* _Excerpt to read_
--
My modest suggestion would be to reform, but not eliminate, the electoral college. As every congressional district is electing a representative, one can also tally presidential votes by district. Winner of a state’s popular vote gets the bonus two electoral votes. Nebraska does it this way; I think one other state does as well. Maine, perhaps? DC gets a number of delegates that reflect its population, rounded up to an even number to eliminate the possibility of a tie. We keep the pomp and circumstance of the electoral college, but effectively it’s a popular vote.

The bonus being that certain states don’t get lavish attention. I’m not worried about all the political ads. With Virginia being a deciding state for president and senator, we get a truckload of them. I wouldn’t be surprised to find that Ohio has done very well in terms of federal contracts by being the swingiest of swing states.

As long as I’m proposing a significant change to elections, I would also suggest changing the terms of House members from 2 years to 4 years and having the entire House elected with the president. Or half and half if you’re into mid-terms. It’s interesting that the House has flipped only in mid-terms in my lifetime.

Well, I’m off to my bike. C’ya.

BB

12 Responses

  1. We need to remember that the Electoral College is a feature, not a bug. In a pure popular vote election, nothing would prevent a demagogue from say the Deep South win a huge majority in the region which overwhelms a more divided electorate in the rest of the country.

    I have long advocated the awarding of electoral votes by congressional district with the two bonus votes for carrying the state. But with as gerrymandered as congressional districts have become, I’m not sure it makes things more competitive, just better distributed.

    Like

  2. My issue with Electoral College by CD is state legislature gerrymandering. If we had bipartisan/nonpartisan commissions drawing up our CDs to be truly representative, then Electoral College by CD would be a fine idea.
--
* _Instruction A_
Rewrite the rows below from the first one through the line containing "- y-tick-label: 500: [66, 340, 88, 355]", replacing "y-tick-label" with "vertical-tick-label" and leaving everything else unchanged.

* _Exercise data_
--
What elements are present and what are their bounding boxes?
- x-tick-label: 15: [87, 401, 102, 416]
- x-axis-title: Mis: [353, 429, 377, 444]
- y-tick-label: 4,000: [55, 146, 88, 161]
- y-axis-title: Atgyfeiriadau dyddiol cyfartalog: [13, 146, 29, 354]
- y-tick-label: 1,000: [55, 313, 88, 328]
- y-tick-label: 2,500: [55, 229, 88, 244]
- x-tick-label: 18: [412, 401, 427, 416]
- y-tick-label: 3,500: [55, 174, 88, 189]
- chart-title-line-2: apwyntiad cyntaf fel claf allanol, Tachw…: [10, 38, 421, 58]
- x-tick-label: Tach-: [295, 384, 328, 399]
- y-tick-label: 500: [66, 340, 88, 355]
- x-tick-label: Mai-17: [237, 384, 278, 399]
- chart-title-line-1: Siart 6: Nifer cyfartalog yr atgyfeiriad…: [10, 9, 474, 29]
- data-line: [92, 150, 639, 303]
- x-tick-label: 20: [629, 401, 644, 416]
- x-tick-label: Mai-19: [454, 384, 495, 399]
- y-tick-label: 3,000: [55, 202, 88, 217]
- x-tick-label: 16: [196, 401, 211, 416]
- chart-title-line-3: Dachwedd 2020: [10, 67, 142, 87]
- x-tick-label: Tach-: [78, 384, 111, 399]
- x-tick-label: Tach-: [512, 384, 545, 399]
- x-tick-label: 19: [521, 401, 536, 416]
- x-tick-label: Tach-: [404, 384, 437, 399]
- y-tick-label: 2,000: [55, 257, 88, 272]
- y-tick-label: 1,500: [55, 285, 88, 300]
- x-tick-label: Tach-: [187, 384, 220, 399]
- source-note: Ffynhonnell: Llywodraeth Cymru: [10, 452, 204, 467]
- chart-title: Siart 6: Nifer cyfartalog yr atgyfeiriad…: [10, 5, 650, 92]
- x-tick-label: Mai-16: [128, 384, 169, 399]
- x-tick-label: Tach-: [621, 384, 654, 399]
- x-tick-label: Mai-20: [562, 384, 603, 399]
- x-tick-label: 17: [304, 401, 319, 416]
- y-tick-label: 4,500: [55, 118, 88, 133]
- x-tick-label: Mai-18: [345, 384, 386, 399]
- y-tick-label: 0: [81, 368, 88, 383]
--
* _Instruction B_
Carry on the post on reforming the electoral college from its last sentence.

* _Task answer A_
What elements are present and what are their bounding boxes?
- x-tick-label: 15: [87, 401, 102, 416]
- x-axis-title: Mis: [353, 429, 377, 444]
- vertical-tick-label: 4,000: [55, 146, 88, 161]
- y-axis-title: Atgyfeiriadau dyddiol cyfartalog: [13, 146, 29, 354]
- vertical-tick-label: 1,000: [55, 313, 88, 328]
- vertical-tick-label: 2,500: [55, 229, 88, 244]
- x-tick-label: 18: [412, 401, 427, 416]
- vertical-tick-label: 3,500: [55, 174, 88, 189]
- chart-title-line-2: apwyntiad cyntaf fel claf allanol, Tachw…: [10, 38, 421, 58]
- x-tick-label: Tach-: [295, 384, 328, 399]
- vertical-tick-label: 500: [66, 340, 88, 355]

* _Task answer B_
    Tampa has been inundated with TV and radio ads this year. I don’t mind the candidates’ ads so much, but the SuperPAC ads have just all been lies and annoying. Every time I hear/see a Crossroads or Priorities ad, I just want to vote for the other guy.

    On the other hand, if I were inclined to stand in an adoring throng for BHO or Biden or WMR or Ryan, they’ve all come to the Tampa area a couple of times each. BHO is coming again on Thursday.

    Like

  3. I think BB, YJ, and Mike are in general agreement. However, i am not sure to what end.

    1] Do we want the EV to square with the PV? YJ says no.

    2] Do we want CA and TX to be worthy of campaign stops, and not just for donor drops?
    The gerrymandering does make that seem a wasted effort, as I think both Mike and YJ agree.

    3] If the CDs were not gerrymandered – say by reason of an amended VRA that applied to all the states – and the EV was changed to reflect CDs + 2, statistically the same result we get now would occur. However, Ft Worth, the biggest pop center in TX that is up for grabs, would get a campaign stop from both sides. This scenario of campaigning by CD would clearly lead to more expensive and longer campaigns, because there might be 100 CDs worth a stop compared with 9 states, now.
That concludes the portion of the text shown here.